### Records for this exercise
•••••

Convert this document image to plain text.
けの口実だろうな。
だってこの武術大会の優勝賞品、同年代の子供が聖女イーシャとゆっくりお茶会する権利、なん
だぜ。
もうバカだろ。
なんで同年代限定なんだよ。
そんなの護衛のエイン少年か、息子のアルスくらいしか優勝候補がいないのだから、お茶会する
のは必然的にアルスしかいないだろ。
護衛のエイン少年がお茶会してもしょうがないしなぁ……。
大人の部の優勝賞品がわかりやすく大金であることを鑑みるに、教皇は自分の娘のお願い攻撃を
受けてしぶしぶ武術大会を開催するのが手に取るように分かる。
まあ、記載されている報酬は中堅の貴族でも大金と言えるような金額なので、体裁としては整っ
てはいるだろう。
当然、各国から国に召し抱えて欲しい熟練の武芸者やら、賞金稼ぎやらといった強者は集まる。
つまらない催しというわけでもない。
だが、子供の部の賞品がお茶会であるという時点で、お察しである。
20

•••••

### Requirement
Extract all lines as given.

### Reply to the task
Convert this document image to plain text.
けの口実だろうな。
だってこの武術大会の優勝賞品、同年代の子供が聖女イーシャとゆっくりお茶会する権利、なん
だぜ。
もうバカだろ。
なんで同年代限定なんだよ。
そんなの護衛のエイン少年か、息子のアルスくらいしか優勝候補がいないのだから、お茶会する
のは必然的にアルスしかいないだろ。
護衛のエイン少年がお茶会してもしょうがないしなぁ……。
大人の部の優勝賞品がわかりやすく大金であることを鑑みるに、教皇は自分の娘のお願い攻撃を
受けてしぶしぶ武術大会を開催するのが手に取るように分かる。
まあ、記載されている報酬は中堅の貴族でも大金と言えるような金額なので、体裁としては整っ
てはいるだろう。
当然、各国から国に召し抱えて欲しい熟練の武芸者やら、賞金稼ぎやらといった強者は集まる。
つまらない催しというわけでもない。
だが、子供の部の賞品がお茶会であるという時点で、お察しである。
20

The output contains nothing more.